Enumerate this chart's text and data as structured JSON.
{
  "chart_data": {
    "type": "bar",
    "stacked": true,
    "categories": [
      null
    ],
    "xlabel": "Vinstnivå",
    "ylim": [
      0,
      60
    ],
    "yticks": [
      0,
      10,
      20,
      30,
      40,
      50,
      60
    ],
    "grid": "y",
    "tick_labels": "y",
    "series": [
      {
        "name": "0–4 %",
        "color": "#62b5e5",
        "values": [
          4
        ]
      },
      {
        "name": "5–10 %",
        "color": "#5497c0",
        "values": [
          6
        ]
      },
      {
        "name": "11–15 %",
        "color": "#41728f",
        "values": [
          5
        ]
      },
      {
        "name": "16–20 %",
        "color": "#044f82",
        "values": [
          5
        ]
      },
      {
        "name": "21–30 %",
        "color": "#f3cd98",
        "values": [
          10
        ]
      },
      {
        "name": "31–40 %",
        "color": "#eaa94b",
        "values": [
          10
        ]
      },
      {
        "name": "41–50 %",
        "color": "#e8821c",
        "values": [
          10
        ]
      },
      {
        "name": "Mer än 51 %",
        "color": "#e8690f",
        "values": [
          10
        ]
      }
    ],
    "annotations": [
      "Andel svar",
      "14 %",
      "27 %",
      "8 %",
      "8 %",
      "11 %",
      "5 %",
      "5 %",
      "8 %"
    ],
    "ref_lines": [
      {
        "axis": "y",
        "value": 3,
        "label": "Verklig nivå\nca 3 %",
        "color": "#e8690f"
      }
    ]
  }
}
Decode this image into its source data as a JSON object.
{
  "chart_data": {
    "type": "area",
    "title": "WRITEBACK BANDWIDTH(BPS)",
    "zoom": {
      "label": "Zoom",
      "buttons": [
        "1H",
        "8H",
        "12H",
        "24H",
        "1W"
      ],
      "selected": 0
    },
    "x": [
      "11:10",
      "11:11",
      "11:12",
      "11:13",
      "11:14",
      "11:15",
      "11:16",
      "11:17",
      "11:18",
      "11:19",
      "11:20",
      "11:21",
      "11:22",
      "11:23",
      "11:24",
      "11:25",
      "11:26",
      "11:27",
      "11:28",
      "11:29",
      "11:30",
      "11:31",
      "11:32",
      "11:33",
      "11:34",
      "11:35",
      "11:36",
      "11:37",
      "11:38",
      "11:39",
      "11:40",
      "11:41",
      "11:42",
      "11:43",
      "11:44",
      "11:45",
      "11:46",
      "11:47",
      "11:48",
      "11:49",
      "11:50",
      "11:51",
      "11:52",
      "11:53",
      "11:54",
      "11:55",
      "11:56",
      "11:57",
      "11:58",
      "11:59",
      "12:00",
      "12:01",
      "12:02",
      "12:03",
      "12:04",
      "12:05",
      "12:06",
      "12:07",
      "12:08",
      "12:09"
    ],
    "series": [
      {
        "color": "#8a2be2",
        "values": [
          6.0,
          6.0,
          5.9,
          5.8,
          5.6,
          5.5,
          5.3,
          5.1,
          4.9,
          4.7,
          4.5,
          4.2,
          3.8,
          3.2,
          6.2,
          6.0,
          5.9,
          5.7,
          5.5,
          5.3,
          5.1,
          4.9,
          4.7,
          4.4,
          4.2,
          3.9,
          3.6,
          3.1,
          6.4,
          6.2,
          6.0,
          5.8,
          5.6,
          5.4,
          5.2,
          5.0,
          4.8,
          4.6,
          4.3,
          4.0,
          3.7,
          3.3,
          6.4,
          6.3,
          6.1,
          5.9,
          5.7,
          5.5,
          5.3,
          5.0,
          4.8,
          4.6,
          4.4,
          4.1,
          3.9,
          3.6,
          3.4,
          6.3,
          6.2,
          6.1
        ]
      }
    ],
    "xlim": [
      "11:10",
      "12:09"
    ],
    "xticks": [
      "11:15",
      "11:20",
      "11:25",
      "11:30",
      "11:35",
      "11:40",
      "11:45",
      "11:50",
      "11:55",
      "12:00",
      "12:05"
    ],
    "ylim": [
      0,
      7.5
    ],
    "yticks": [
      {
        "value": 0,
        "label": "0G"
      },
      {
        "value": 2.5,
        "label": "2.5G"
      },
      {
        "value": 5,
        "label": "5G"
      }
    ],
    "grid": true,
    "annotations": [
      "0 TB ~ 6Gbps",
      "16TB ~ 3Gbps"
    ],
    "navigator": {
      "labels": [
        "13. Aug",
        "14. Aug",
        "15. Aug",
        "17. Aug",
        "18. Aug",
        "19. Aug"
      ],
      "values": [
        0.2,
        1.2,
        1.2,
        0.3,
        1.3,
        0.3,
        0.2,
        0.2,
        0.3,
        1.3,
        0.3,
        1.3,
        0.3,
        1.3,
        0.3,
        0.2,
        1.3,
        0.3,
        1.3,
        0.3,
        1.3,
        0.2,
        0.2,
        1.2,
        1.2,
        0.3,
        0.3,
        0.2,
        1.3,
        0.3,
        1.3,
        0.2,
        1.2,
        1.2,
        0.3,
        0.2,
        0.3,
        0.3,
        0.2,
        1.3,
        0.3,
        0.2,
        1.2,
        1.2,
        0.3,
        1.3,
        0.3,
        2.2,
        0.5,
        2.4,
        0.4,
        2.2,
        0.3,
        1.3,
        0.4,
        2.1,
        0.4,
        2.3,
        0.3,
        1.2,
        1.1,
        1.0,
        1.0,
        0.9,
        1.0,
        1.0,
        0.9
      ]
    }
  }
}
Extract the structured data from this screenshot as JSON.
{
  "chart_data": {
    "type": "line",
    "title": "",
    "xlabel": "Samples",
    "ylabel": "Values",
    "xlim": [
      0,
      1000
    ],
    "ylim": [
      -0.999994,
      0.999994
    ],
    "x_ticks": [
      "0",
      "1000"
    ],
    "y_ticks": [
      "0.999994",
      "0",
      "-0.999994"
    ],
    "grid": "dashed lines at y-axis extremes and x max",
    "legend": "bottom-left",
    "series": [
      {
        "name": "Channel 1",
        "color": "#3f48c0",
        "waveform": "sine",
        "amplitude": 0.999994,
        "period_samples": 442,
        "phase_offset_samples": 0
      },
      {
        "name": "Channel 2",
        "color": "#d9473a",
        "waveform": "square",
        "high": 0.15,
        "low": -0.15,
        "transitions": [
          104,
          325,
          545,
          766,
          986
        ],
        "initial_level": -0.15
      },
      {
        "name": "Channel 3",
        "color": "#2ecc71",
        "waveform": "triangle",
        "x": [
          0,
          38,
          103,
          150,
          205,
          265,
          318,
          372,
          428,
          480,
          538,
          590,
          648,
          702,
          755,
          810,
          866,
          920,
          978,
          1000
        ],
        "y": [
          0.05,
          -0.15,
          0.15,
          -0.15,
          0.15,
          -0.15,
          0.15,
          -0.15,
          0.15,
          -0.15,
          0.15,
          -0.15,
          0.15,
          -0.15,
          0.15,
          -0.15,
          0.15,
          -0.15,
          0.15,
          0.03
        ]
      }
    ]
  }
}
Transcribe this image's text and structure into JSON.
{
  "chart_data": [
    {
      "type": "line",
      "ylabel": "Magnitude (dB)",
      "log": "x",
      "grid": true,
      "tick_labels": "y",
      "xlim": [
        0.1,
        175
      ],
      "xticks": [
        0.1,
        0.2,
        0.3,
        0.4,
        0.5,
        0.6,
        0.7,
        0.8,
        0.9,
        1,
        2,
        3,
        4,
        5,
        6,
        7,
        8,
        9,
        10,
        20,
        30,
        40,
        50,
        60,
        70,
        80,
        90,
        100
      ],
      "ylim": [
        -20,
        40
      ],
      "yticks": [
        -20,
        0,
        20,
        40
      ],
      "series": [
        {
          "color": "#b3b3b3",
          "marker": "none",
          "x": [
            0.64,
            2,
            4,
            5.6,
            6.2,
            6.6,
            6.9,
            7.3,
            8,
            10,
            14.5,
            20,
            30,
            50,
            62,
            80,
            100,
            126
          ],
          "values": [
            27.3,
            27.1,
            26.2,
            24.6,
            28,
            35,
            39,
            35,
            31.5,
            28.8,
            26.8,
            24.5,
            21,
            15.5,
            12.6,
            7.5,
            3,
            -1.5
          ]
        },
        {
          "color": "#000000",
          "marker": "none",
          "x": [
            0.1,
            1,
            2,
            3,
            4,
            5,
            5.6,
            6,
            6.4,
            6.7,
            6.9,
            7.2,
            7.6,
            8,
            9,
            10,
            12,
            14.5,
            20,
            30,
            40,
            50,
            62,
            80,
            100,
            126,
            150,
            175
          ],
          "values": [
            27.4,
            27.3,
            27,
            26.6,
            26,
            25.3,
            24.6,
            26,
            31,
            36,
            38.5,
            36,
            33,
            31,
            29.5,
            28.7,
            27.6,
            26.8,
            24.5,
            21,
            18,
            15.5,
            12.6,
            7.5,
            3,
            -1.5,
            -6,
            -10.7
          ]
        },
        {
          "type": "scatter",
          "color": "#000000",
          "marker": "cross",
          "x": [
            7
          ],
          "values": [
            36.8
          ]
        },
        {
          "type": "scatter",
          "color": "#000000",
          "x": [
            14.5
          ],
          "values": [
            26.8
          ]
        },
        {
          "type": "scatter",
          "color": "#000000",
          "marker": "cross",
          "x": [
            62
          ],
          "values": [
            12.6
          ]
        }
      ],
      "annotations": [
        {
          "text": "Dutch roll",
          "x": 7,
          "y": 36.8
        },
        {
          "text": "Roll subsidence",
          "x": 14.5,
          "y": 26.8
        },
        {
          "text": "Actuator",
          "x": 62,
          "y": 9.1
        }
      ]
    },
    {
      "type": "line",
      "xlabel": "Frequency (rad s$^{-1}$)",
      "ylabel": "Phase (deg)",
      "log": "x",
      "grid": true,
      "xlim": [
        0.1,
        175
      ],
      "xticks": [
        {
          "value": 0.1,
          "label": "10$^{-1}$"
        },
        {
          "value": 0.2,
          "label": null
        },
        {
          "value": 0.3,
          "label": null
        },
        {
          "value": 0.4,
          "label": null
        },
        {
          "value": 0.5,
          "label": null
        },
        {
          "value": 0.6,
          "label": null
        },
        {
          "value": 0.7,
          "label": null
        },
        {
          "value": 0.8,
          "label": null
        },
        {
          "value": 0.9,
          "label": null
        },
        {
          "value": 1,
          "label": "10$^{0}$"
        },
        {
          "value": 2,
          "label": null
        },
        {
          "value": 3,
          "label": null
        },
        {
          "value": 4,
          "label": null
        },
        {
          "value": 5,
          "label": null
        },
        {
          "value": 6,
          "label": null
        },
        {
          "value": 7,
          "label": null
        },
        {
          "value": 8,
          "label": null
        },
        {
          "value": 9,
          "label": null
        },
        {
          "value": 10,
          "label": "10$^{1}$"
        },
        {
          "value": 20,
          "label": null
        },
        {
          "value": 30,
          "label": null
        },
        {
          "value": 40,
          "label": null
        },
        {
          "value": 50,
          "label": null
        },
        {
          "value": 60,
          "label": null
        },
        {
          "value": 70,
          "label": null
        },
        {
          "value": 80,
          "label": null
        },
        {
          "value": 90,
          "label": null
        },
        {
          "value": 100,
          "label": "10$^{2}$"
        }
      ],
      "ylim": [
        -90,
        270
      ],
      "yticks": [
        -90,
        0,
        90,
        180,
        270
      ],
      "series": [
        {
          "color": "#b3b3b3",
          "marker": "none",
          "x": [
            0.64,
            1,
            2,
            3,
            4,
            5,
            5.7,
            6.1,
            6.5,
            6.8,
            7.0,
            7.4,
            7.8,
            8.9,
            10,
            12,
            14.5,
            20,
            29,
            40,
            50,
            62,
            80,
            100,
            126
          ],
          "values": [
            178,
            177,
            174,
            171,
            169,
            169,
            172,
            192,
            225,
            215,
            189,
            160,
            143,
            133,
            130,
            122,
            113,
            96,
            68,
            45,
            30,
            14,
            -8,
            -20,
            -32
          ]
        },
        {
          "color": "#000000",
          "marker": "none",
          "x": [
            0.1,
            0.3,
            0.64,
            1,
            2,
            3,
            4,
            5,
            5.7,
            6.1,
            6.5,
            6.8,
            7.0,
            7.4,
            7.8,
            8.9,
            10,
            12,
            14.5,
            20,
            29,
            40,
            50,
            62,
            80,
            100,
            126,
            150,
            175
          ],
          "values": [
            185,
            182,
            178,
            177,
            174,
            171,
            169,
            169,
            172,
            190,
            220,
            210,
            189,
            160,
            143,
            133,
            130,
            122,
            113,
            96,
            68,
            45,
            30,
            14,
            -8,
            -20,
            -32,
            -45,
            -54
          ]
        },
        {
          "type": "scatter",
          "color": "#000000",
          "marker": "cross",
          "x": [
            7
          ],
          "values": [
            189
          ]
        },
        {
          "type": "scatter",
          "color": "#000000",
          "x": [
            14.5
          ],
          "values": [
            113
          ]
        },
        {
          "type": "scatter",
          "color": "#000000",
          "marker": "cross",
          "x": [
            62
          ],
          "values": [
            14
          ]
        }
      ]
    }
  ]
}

+++++

*What this task involves*
From the data above, show each line that contains "grid".

*Exercise response*
    "grid": "y",
    "grid": true,
    "grid": "dashed lines at y-axis extremes and x max",
      "grid": true,
      "grid": true,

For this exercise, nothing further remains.